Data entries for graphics
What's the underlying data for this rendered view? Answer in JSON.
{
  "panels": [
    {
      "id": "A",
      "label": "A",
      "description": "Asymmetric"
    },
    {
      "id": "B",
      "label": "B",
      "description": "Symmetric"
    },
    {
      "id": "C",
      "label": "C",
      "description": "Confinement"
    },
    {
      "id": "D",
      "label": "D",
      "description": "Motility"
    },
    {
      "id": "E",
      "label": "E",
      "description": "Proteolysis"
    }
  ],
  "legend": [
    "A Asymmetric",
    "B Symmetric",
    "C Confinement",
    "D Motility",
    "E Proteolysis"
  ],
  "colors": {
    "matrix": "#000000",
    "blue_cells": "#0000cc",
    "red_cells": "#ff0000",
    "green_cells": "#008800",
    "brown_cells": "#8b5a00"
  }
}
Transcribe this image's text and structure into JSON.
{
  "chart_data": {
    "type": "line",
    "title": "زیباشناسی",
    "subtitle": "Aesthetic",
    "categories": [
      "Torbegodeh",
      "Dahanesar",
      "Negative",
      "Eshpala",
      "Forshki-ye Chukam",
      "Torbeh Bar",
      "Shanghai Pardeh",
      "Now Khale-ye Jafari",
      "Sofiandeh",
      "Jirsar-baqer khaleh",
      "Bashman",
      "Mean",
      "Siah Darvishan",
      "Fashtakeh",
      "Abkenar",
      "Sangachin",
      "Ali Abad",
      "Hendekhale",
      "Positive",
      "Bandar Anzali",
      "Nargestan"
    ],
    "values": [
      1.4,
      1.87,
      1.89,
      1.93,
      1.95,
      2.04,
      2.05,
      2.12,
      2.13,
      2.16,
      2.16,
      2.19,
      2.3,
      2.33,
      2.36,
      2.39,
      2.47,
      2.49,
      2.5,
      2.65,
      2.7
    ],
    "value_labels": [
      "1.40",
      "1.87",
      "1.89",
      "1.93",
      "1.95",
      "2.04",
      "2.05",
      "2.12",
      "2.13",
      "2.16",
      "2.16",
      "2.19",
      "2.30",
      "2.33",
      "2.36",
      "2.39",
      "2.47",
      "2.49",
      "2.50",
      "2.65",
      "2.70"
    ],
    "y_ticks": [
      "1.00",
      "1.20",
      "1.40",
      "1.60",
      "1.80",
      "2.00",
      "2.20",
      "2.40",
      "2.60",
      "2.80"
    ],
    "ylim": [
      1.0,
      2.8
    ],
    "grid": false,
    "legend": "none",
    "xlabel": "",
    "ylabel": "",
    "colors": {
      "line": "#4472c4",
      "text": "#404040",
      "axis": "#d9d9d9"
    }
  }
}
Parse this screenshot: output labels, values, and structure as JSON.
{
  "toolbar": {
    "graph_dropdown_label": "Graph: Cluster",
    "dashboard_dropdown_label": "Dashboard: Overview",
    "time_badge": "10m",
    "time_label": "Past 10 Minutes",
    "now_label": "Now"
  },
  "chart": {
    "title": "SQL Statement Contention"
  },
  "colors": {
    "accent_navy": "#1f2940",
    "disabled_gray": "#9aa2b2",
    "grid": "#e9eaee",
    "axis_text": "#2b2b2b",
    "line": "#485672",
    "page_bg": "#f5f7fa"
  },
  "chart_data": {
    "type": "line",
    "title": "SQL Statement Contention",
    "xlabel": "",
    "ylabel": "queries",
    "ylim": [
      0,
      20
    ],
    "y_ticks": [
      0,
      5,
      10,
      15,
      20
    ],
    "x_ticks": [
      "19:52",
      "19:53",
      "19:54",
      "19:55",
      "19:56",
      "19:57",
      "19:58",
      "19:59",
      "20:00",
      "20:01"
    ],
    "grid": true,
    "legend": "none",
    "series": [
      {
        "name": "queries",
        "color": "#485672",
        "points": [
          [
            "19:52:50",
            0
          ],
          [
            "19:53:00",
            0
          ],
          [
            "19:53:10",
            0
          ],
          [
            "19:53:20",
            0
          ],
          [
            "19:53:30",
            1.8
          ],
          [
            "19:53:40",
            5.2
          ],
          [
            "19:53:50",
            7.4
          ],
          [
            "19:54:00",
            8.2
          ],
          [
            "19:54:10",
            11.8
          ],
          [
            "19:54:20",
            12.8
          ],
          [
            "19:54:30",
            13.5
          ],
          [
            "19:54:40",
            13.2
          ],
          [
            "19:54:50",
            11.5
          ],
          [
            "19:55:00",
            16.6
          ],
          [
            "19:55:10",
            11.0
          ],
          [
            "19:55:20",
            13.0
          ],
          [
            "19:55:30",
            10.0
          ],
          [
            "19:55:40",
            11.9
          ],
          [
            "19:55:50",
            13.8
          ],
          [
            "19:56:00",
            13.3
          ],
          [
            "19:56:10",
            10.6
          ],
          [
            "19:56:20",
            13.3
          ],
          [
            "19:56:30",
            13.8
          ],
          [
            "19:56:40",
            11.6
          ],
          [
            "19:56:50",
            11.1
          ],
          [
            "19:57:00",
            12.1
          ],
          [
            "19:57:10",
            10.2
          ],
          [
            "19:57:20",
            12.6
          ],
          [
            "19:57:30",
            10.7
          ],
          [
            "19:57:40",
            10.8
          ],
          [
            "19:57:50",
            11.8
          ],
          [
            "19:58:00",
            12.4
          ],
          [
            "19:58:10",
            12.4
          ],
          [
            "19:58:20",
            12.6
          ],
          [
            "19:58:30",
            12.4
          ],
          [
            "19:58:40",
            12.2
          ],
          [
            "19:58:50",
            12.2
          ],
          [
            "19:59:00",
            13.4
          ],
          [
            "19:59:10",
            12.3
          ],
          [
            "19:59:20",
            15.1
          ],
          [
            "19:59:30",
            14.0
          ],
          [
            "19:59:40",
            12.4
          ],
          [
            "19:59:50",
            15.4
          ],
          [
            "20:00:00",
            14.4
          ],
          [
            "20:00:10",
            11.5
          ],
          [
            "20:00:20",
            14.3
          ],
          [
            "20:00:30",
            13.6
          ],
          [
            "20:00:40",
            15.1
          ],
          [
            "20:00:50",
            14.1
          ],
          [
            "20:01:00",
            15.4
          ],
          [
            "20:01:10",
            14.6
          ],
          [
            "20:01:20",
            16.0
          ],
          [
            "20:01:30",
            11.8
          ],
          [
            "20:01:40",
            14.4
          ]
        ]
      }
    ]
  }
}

— TASK DIRECTIONS —
Nothing in the listing may be changed; retype it all exactly.

— RESULT FOR THIS TASK —
What's the underlying data for this rendered view? Answer in JSON.
{
  "panels": [
    {
      "id": "A",
      "label": "A",
      "description": "Asymmetric"
    },
    {
      "id": "B",
      "label": "B",
      "description": "Symmetric"
    },
    {
      "id": "C",
      "label": "C",
      "description": "Confinement"
    },
    {
      "id": "D",
      "label": "D",
      "description": "Motility"
    },
    {
      "id": "E",
      "label": "E",
      "description": "Proteolysis"
    }
  ],
  "legend": [
    "A Asymmetric",
    "B Symmetric",
    "C Confinement",
    "D Motility",
    "E Proteolysis"
  ],
  "colors": {
    "matrix": "#000000",
    "blue_cells": "#0000cc",
    "red_cells": "#ff0000",
    "green_cells": "#008800",
    "brown_cells": "#8b5a00"
  }
}
Transcribe this image's text and structure into JSON.
{
  "chart_data": {
    "type": "line",
    "title": "زیباشناسی",
    "subtitle": "Aesthetic",
    "categories": [
      "Torbegodeh",
      "Dahanesar",
      "Negative",
      "Eshpala",
      "Forshki-ye Chukam",
      "Torbeh Bar",
      "Shanghai Pardeh",
      "Now Khale-ye Jafari",
      "Sofiandeh",
      "Jirsar-baqer khaleh",
      "Bashman",
      "Mean",
      "Siah Darvishan",
      "Fashtakeh",
      "Abkenar",
      "Sangachin",
      "Ali Abad",
      "Hendekhale",
      "Positive",
      "Bandar Anzali",
      "Nargestan"
    ],
    "values": [
      1.4,
      1.87,
      1.89,
      1.93,
      1.95,
      2.04,
      2.05,
      2.12,
      2.13,
      2.16,
      2.16,
      2.19,
      2.3,
      2.33,
      2.36,
      2.39,
      2.47,
      2.49,
      2.5,
      2.65,
      2.7
    ],
    "value_labels": [
      "1.40",
      "1.87",
      "1.89",
      "1.93",
      "1.95",
      "2.04",
      "2.05",
      "2.12",
      "2.13",
      "2.16",
      "2.16",
      "2.19",
      "2.30",
      "2.33",
      "2.36",
      "2.39",
      "2.47",
      "2.49",
      "2.50",
      "2.65",
      "2.70"
    ],
    "y_ticks": [
      "1.00",
      "1.20",
      "1.40",
      "1.60",
      "1.80",
      "2.00",
      "2.20",
      "2.40",
      "2.60",
      "2.80"
    ],
    "ylim": [
      1.0,
      2.8
    ],
    "grid": false,
    "legend": "none",
    "xlabel": "",
    "ylabel": "",
    "colors": {
      "line": "#4472c4",
      "text": "#404040",
      "axis": "#d9d9d9"
    }
  }
}
Parse this screenshot: output labels, values, and structure as JSON.
{
  "toolbar": {
    "graph_dropdown_label": "Graph: Cluster",
    "dashboard_dropdown_label": "Dashboard: Overview",
    "time_badge": "10m",
    "time_label": "Past 10 Minutes",
    "now_label": "Now"
  },
  "chart": {
    "title": "SQL Statement Contention"
  },
  "colors": {
    "accent_navy": "#1f2940",
    "disabled_gray": "#9aa2b2",
    "grid": "#e9eaee",
    "axis_text": "#2b2b2b",
    "line": "#485672",
    "page_bg": "#f5f7fa"
  },
  "chart_data": {
    "type": "line",
    "title": "SQL Statement Contention",
    "xlabel": "",
    "ylabel": "queries",
    "ylim": [
      0,
      20
    ],
    "y_ticks": [
      0,
      5,
      10,
      15,
      20
    ],
    "x_ticks": [
      "19:52",
      "19:53",
      "19:54",
      "19:55",
      "19:56",
      "19:57",
      "19:58",
      "19:59",
      "20:00",
      "20:01"
    ],
    "grid": true,
    "legend": "none",
    "series": [
      {
        "name": "queries",
        "color": "#485672",
        "points": [
          [
            "19:52:50",
            0
          ],
          [
            "19:53:00",
            0
          ],
          [
            "19:53:10",
            0
          ],
          [
            "19:53:20",
            0
          ],
          [
            "19:53:30",
            1.8
          ],
          [
            "19:53:40",
            5.2
          ],
          [
            "19:53:50",
            7.4
          ],
          [
            "19:54:00",
            8.2
          ],
          [
            "19:54:10",
            11.8
          ],
          [
            "19:54:20",
            12.8
          ],
          [
            "19:54:30",
            13.5
          ],
          [
            "19:54:40",
            13.2
          ],
          [
            "19:54:50",
            11.5
          ],
          [
            "19:55:00",
            16.6
          ],
          [
            "19:55:10",
            11.0
          ],
          [
            "19:55:20",
            13.0
          ],
          [
            "19:55:30",
            10.0
          ],
          [
            "19:55:40",
            11.9
          ],
          [
            "19:55:50",
            13.8
          ],
          [
            "19:56:00",
            13.3
          ],
          [
            "19:56:10",
            10.6
          ],
          [
            "19:56:20",
            13.3
          ],
          [
            "19:56:30",
            13.8
          ],
          [
            "19:56:40",
            11.6
          ],
          [
            "19:56:50",
            11.1
          ],
          [
            "19:57:00",
            12.1
          ],
          [
            "19:57:10",
            10.2
          ],
          [
            "19:57:20",
            12.6
          ],
          [
            "19:57:30",
            10.7
          ],
          [
            "19:57:40",
            10.8
          ],
          [
            "19:57:50",
            11.8
          ],
          [
            "19:58:00",
            12.4
          ],
          [
            "19:58:10",
            12.4
          ],
          [
            "19:58:20",
            12.6
          ],
          [
            "19:58:30",
            12.4
          ],
          [
            "19:58:40",
            12.2
          ],
          [
            "19:58:50",
            12.2
          ],
          [
            "19:59:00",
            13.4
          ],
          [
            "19:59:10",
            12.3
          ],
          [
            "19:59:20",
            15.1
          ],
          [
            "19:59:30",
            14.0
          ],
          [
            "19:59:40",
            12.4
          ],
          [
            "19:59:50",
            15.4
          ],
          [
            "20:00:00",
            14.4
          ],
          [
            "20:00:10",
            11.5
          ],
          [
            "20:00:20",
            14.3
          ],
          [
            "20:00:30",
            13.6
          ],
          [
            "20:00:40",
            15.1
          ],
          [
            "20:00:50",
            14.1
          ],
          [
            "20:01:00",
            15.4
          ],
          [
            "20:01:10",
            14.6
          ],
          [
            "20:01:20",
            16.0
          ],
          [
            "20:01:30",
            11.8
          ],
          [
            "20:01:40",
            14.4
          ]
        ]
      }
    ]
  }
}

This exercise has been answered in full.